• [Task directions] Render every entry verbatim.
··· Records for this task
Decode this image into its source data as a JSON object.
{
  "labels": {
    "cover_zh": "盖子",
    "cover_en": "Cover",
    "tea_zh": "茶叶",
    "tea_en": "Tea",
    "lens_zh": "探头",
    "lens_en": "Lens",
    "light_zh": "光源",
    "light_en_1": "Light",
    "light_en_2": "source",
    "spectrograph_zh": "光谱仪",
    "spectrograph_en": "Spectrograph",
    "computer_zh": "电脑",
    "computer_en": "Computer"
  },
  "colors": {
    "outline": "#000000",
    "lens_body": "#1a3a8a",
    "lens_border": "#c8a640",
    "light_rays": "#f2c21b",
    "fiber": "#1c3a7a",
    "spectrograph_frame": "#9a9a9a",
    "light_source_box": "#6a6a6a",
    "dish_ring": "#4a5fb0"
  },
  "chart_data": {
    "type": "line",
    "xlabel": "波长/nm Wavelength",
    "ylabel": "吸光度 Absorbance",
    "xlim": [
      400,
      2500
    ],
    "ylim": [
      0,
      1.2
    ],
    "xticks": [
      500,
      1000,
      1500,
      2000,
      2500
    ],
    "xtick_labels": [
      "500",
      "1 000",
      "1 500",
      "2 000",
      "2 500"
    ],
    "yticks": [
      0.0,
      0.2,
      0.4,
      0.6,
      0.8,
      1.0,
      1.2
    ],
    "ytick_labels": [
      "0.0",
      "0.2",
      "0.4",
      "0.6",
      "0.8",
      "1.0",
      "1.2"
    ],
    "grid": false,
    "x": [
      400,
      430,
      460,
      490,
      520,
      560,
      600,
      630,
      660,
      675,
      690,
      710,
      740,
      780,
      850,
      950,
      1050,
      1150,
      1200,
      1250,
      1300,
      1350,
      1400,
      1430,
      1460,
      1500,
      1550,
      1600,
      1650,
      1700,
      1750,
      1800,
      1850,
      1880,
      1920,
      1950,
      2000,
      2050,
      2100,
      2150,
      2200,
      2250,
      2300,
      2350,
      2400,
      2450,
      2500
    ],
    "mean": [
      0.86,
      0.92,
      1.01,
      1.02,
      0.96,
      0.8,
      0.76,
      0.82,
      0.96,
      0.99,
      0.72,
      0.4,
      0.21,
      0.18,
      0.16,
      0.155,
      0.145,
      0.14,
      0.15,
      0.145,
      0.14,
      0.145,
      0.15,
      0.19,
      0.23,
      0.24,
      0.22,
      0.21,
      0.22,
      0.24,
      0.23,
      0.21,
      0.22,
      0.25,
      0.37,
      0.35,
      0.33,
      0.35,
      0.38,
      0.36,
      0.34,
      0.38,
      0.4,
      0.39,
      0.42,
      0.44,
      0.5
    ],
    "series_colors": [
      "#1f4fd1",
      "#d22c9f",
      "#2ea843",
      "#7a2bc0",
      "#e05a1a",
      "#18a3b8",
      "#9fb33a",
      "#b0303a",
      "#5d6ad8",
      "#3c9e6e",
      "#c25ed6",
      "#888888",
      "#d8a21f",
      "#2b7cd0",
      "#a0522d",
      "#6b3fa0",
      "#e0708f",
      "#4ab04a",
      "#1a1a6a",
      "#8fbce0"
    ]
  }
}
······
• [Task result]
Decode this image into its source data as a JSON object.
{
  "labels": {
    "cover_zh": "盖子",
    "cover_en": "Cover",
    "tea_zh": "茶叶",
    "tea_en": "Tea",
    "lens_zh": "探头",
    "lens_en": "Lens",
    "light_zh": "光源",
    "light_en_1": "Light",
    "light_en_2": "source",
    "spectrograph_zh": "光谱仪",
    "spectrograph_en": "Spectrograph",
    "computer_zh": "电脑",
    "computer_en": "Computer"
  },
  "colors": {
    "outline": "#000000",
    "lens_body": "#1a3a8a",
    "lens_border": "#c8a640",
    "light_rays": "#f2c21b",
    "fiber": "#1c3a7a",
    "spectrograph_frame": "#9a9a9a",
    "light_source_box": "#6a6a6a",
    "dish_ring": "#4a5fb0"
  },
  "chart_data": {
    "type": "line",
    "xlabel": "波长/nm Wavelength",
    "ylabel": "吸光度 Absorbance",
    "xlim": [
      400,
      2500
    ],
    "ylim": [
      0,
      1.2
    ],
    "xticks": [
      500,
      1000,
      1500,
      2000,
      2500
    ],
    "xtick_labels": [
      "500",
      "1 000",
      "1 500",
      "2 000",
      "2 500"
    ],
    "yticks": [
      0.0,
      0.2,
      0.4,
      0.6,
      0.8,
      1.0,
      1.2
    ],
    "ytick_labels": [
      "0.0",
      "0.2",
      "0.4",
      "0.6",
      "0.8",
      "1.0",
      "1.2"
    ],
    "grid": false,
    "x": [
      400,
      430,
      460,
      490,
      520,
      560,
      600,
      630,
      660,
      675,
      690,
      710,
      740,
      780,
      850,
      950,
      1050,
      1150,
      1200,
      1250,
      1300,
      1350,
      1400,
      1430,
      1460,
      1500,
      1550,
      1600,
      1650,
      1700,
      1750,
      1800,
      1850,
      1880,
      1920,
      1950,
      2000,
      2050,
      2100,
      2150,
      2200,
      2250,
      2300,
      2350,
      2400,
      2450,
      2500
    ],
    "mean": [
      0.86,
      0.92,
      1.01,
      1.02,
      0.96,
      0.8,
      0.76,
      0.82,
      0.96,
      0.99,
      0.72,
      0.4,
      0.21,
      0.18,
      0.16,
      0.155,
      0.145,
      0.14,
      0.15,
      0.145,
      0.14,
      0.145,
      0.15,
      0.19,
      0.23,
      0.24,
      0.22,
      0.21,
      0.22,
      0.24,
      0.23,
      0.21,
      0.22,
      0.25,
      0.37,
      0.35,
      0.33,
      0.35,
      0.38,
      0.36,
      0.34,
      0.38,
      0.4,
      0.39,
      0.42,
      0.44,
      0.5
    ],
    "series_colors": [
      "#1f4fd1",
      "#d22c9f",
      "#2ea843",
      "#7a2bc0",
      "#e05a1a",
      "#18a3b8",
      "#9fb33a",
      "#b0303a",
      "#5d6ad8",
      "#3c9e6e",
      "#c25ed6",
      "#888888",
      "#d8a21f",
      "#2b7cd0",
      "#a0522d",
      "#6b3fa0",
      "#e0708f",
      "#4ab04a",
      "#1a1a6a",
      "#8fbce0"
    ]
  }
}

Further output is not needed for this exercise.